EXCERPTED RECORDS.
★ ★ ★ ★ ★

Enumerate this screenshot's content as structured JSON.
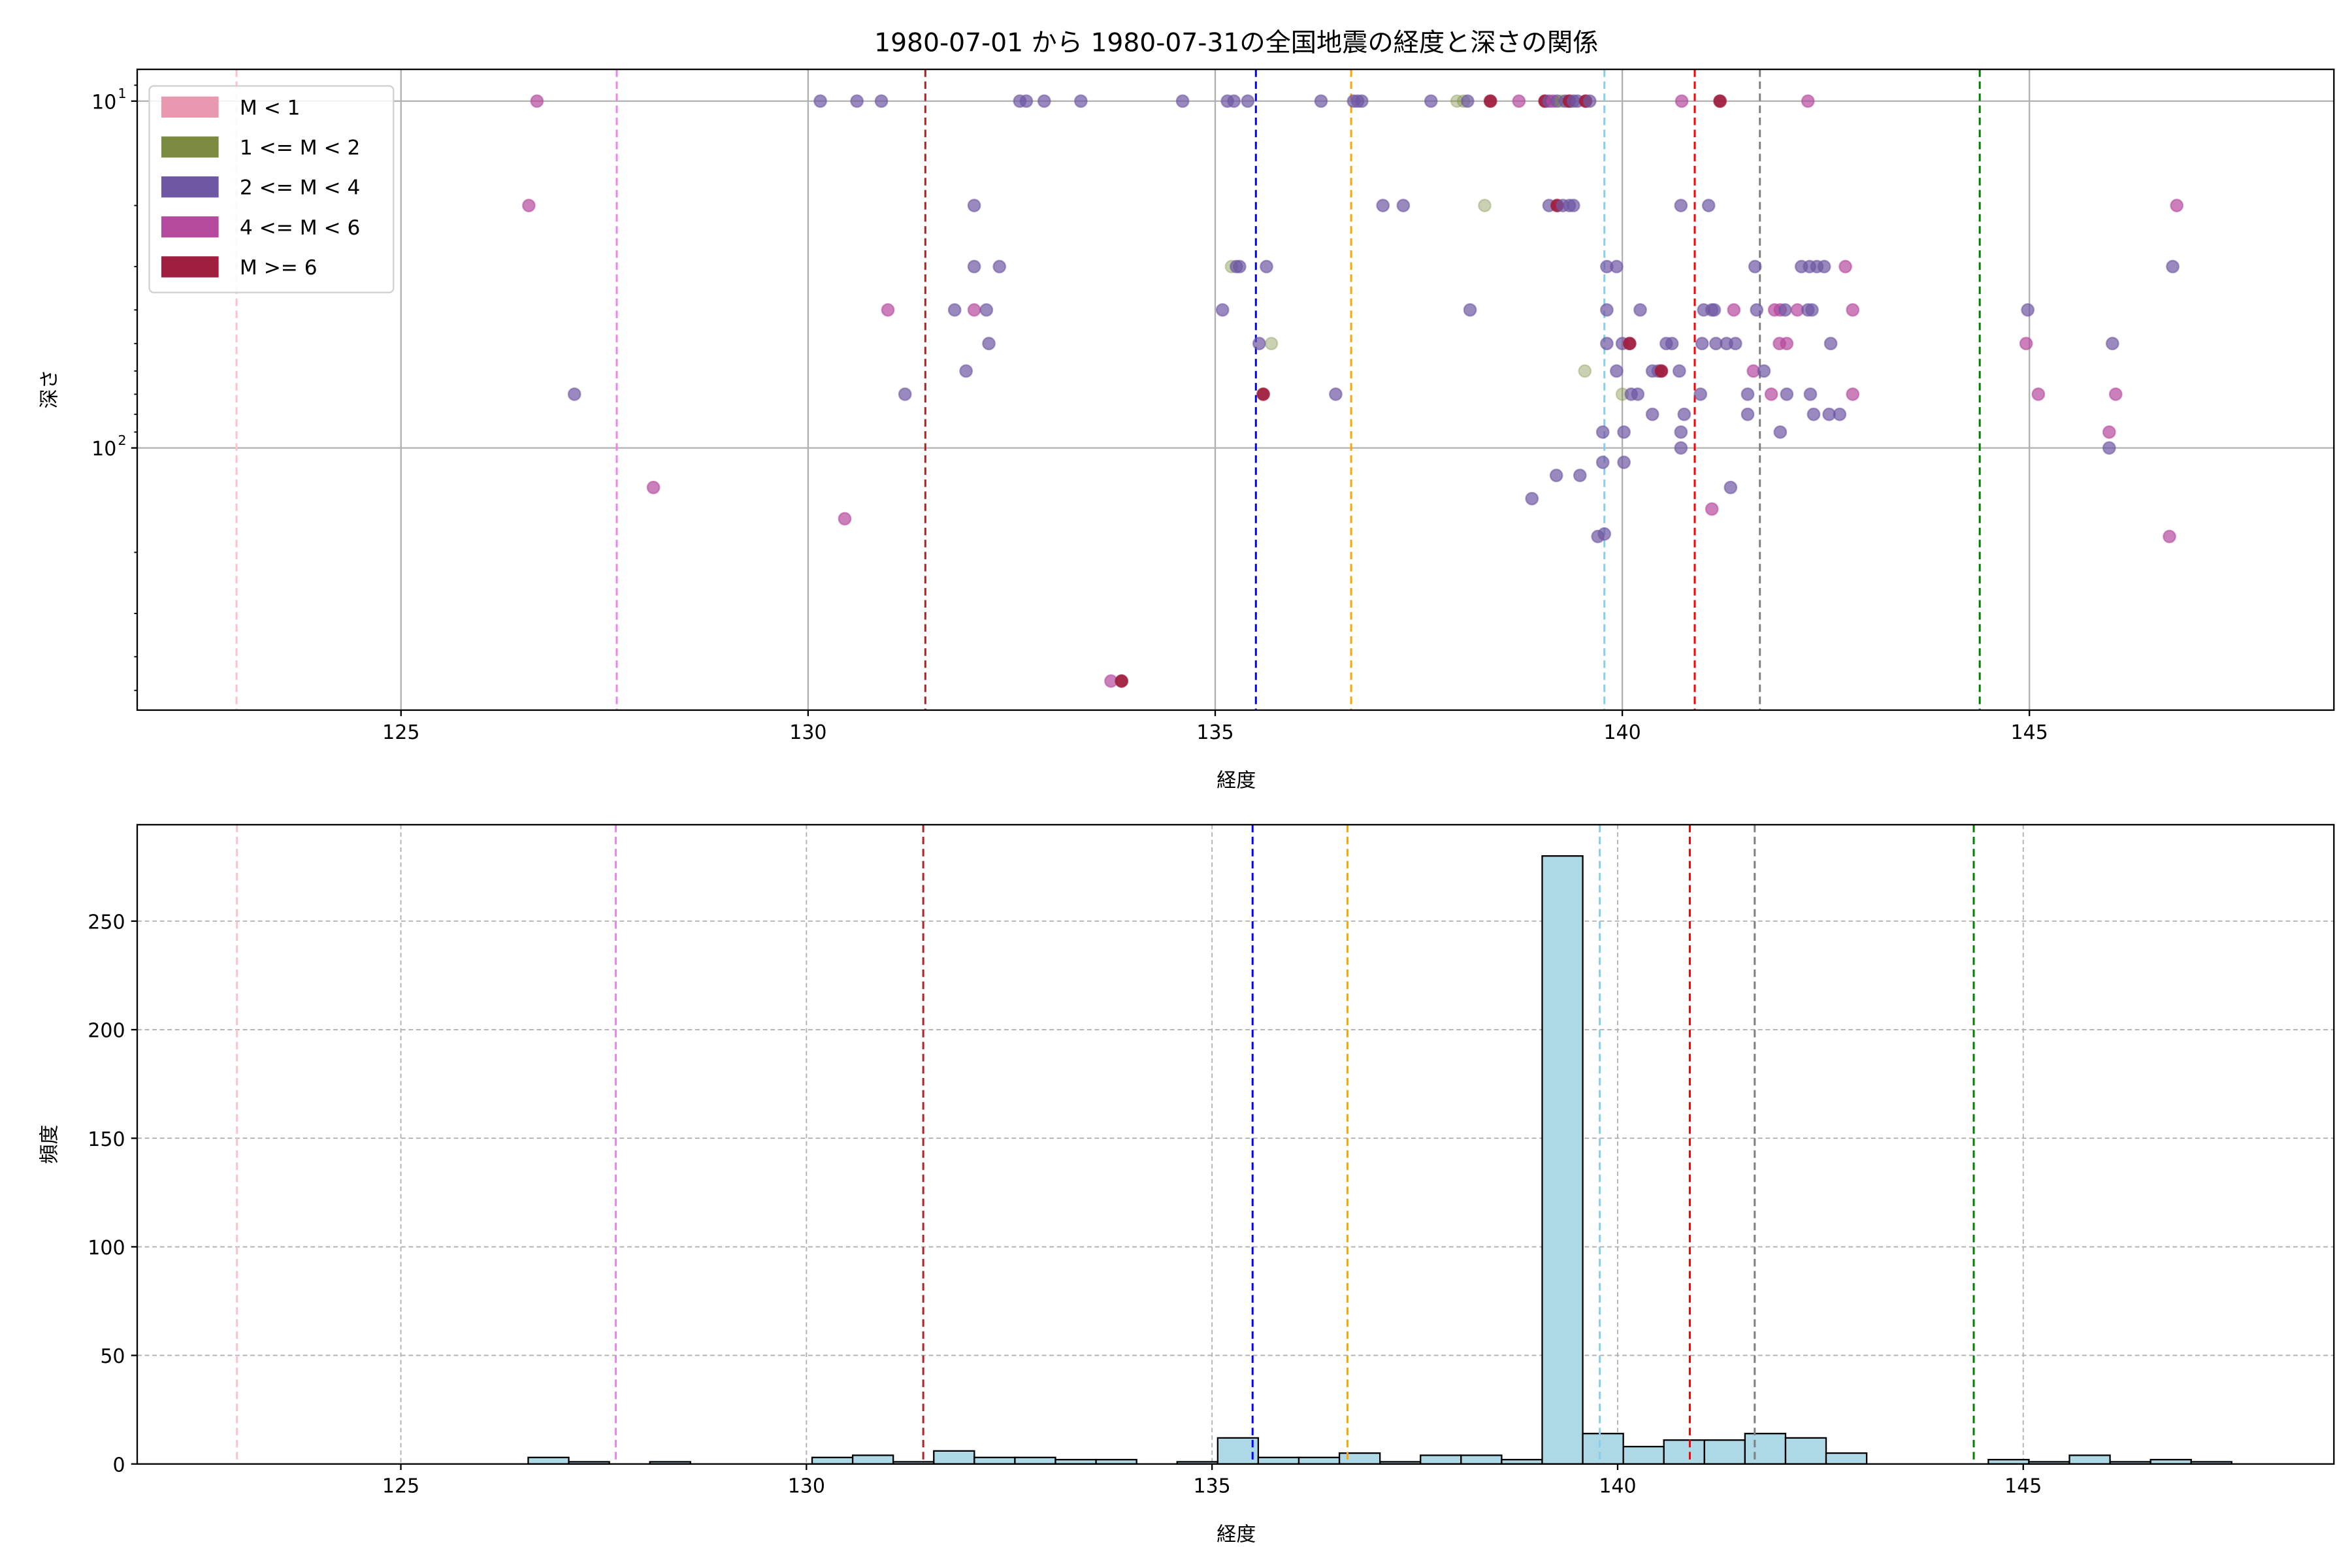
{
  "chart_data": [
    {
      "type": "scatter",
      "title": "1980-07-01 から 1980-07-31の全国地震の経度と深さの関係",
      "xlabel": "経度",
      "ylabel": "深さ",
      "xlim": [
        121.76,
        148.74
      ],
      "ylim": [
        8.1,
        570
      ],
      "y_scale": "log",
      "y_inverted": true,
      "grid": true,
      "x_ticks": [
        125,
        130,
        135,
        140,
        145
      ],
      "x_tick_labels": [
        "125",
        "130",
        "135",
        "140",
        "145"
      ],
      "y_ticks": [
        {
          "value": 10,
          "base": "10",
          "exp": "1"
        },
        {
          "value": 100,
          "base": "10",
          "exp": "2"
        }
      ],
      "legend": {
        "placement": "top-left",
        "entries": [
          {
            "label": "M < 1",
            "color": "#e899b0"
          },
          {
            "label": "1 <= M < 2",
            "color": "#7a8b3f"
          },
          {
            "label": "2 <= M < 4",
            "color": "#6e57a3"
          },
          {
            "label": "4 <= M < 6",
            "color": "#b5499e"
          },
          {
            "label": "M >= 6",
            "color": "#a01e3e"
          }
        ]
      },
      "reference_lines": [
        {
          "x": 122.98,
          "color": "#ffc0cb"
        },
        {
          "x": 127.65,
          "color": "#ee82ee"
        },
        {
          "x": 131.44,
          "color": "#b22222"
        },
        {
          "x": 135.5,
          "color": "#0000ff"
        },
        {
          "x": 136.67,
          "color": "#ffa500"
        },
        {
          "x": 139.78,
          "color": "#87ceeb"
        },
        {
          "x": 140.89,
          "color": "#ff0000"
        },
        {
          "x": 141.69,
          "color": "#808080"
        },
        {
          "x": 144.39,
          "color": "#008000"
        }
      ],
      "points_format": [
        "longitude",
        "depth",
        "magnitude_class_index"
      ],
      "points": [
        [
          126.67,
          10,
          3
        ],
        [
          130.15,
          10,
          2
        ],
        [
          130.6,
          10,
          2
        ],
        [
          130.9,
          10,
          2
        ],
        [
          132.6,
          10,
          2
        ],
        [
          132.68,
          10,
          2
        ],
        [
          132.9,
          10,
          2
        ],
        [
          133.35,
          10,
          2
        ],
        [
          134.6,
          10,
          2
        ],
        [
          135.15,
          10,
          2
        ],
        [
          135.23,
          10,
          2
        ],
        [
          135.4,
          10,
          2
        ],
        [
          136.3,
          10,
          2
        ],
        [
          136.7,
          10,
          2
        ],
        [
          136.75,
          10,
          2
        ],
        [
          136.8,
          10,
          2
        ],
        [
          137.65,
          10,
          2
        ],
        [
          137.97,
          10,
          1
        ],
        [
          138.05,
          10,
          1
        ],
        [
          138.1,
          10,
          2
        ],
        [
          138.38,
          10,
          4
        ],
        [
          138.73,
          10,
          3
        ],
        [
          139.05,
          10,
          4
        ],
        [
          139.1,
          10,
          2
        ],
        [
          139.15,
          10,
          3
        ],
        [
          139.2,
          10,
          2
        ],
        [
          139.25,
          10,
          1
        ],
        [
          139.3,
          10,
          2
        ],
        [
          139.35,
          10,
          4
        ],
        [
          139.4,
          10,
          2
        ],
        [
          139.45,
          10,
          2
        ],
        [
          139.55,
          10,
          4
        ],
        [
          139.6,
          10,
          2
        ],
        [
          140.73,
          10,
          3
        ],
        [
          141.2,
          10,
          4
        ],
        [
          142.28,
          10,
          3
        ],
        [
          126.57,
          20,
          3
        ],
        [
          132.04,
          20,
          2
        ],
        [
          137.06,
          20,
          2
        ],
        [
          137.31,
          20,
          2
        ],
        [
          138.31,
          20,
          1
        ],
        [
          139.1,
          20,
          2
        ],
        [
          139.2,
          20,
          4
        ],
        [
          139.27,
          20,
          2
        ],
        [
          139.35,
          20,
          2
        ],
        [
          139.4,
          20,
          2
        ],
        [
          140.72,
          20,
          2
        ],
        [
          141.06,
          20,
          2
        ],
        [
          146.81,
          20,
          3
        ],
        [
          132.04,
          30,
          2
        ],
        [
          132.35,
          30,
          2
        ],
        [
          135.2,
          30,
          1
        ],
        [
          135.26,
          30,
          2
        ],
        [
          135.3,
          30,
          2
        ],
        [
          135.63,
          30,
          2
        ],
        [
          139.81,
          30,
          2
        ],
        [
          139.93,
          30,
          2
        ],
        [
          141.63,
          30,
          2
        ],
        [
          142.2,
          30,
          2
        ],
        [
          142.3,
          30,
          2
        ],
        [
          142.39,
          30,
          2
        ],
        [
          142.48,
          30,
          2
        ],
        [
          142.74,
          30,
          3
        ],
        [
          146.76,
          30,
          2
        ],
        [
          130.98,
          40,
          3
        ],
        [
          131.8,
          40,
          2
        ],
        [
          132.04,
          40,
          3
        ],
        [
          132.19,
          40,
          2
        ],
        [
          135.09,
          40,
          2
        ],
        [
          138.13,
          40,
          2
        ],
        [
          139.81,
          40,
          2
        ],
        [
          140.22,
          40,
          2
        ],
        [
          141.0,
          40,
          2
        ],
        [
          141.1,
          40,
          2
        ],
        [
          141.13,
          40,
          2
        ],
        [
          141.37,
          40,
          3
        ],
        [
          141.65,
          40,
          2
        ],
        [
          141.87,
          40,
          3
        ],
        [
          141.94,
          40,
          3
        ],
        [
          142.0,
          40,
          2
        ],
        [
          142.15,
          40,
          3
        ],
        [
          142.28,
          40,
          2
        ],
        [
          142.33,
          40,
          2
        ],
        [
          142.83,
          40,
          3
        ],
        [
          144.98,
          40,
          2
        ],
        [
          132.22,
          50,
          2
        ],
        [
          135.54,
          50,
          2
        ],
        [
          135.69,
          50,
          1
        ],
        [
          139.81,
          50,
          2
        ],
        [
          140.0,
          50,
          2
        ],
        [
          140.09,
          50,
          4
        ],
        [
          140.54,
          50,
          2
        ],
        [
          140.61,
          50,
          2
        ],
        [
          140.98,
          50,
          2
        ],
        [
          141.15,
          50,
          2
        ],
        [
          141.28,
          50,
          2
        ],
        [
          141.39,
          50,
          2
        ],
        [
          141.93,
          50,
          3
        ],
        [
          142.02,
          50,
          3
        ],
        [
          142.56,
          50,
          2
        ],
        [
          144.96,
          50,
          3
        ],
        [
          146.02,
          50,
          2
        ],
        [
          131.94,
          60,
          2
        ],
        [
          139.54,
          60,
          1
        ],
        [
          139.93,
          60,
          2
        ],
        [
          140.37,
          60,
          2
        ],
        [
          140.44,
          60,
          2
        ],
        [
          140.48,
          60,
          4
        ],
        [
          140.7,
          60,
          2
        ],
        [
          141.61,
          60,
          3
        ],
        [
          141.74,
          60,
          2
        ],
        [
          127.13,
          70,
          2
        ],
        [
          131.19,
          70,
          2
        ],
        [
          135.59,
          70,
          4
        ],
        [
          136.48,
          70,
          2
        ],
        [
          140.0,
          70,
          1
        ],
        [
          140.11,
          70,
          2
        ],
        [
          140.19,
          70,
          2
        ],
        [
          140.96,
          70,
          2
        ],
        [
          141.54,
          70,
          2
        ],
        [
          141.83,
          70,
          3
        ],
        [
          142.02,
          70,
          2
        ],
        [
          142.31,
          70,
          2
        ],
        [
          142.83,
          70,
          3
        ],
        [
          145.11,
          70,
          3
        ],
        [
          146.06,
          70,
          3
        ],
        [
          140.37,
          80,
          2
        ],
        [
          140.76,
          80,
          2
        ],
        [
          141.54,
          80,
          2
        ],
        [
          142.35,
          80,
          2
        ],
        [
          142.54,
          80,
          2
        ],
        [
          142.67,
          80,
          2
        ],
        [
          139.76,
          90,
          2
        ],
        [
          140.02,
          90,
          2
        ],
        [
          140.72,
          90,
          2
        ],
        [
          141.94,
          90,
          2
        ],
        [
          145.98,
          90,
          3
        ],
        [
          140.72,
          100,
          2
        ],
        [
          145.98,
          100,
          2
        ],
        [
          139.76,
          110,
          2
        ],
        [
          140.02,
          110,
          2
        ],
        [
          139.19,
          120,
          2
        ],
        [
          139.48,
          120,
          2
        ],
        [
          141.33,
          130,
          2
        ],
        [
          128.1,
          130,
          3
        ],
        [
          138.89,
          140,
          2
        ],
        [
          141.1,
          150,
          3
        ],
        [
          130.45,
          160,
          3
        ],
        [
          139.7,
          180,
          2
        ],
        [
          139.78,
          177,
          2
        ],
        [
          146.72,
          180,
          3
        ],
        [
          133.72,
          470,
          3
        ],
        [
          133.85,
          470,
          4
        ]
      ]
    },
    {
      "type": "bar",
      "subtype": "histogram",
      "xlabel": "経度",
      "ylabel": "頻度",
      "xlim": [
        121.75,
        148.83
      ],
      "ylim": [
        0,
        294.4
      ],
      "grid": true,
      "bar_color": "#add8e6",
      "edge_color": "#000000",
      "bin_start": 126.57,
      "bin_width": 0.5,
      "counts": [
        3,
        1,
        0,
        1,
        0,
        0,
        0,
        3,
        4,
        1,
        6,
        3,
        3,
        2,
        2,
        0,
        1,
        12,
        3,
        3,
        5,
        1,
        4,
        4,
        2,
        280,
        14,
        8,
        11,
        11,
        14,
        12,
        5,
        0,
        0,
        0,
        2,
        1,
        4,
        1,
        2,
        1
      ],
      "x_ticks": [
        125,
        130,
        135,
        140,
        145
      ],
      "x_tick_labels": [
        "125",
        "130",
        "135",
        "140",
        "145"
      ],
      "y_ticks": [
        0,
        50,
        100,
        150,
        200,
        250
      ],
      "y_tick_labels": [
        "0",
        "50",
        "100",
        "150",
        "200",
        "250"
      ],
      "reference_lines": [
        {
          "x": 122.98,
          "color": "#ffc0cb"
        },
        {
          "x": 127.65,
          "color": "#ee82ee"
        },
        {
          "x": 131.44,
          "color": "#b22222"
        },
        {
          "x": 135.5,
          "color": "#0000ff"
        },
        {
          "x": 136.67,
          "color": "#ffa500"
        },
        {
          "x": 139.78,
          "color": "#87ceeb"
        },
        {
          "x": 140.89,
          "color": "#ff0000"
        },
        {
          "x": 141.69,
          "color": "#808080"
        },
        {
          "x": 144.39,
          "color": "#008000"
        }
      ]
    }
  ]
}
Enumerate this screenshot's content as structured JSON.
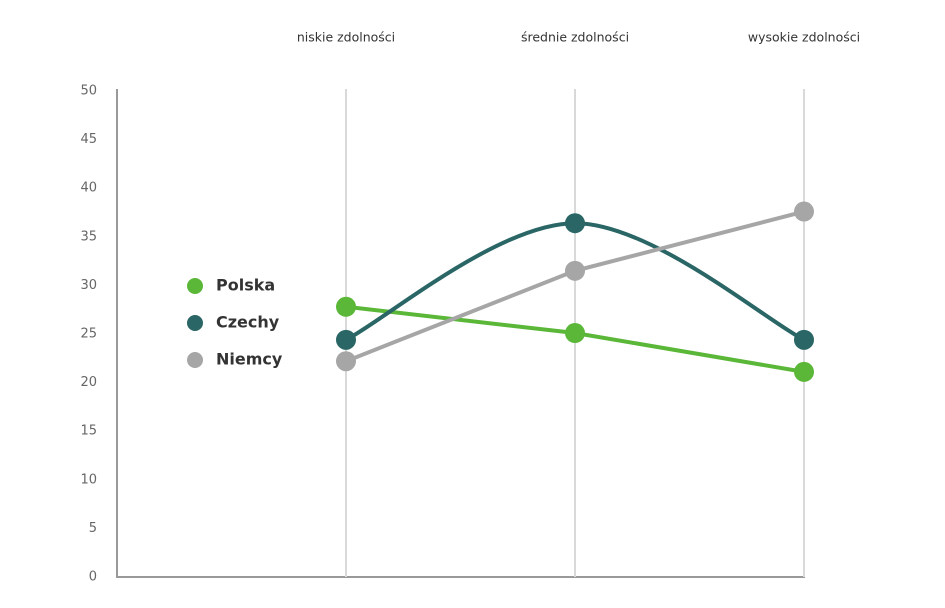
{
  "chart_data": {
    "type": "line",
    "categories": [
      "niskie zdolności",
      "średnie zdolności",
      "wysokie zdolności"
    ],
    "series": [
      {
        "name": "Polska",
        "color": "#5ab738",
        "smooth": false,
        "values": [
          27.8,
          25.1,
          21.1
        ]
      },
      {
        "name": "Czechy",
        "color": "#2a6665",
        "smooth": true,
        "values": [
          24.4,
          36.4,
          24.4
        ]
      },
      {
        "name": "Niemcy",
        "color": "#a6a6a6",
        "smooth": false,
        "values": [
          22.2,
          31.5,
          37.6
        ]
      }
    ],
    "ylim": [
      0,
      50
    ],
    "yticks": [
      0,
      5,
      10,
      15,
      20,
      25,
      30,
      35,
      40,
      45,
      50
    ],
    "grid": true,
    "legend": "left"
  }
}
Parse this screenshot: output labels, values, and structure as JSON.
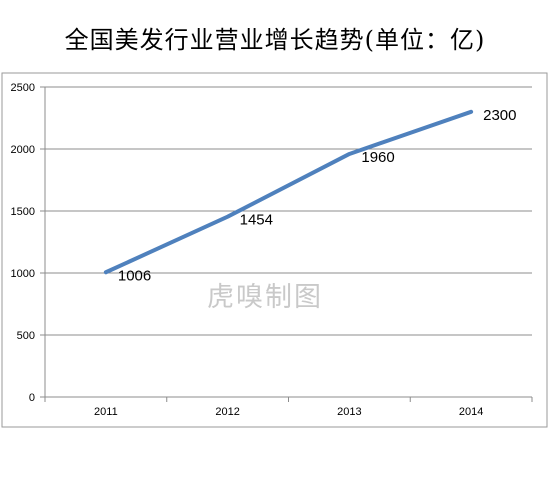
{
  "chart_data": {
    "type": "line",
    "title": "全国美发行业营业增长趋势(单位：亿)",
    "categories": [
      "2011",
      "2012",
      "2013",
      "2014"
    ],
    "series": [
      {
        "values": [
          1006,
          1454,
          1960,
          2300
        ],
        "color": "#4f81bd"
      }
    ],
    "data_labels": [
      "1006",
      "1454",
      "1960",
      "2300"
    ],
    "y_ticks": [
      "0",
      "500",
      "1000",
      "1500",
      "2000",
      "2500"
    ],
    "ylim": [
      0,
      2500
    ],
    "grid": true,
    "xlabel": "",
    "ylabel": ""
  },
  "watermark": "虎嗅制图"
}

★ ★ ★ ★ ★

EXERCISE GOAL.
Only lines that contain the word "zdolności" are wanted; copy each of them.

OUTPUT OF THE EXERCISE.
      "niskie zdolności",
      "średnie zdolności",
      "wysokie zdolności"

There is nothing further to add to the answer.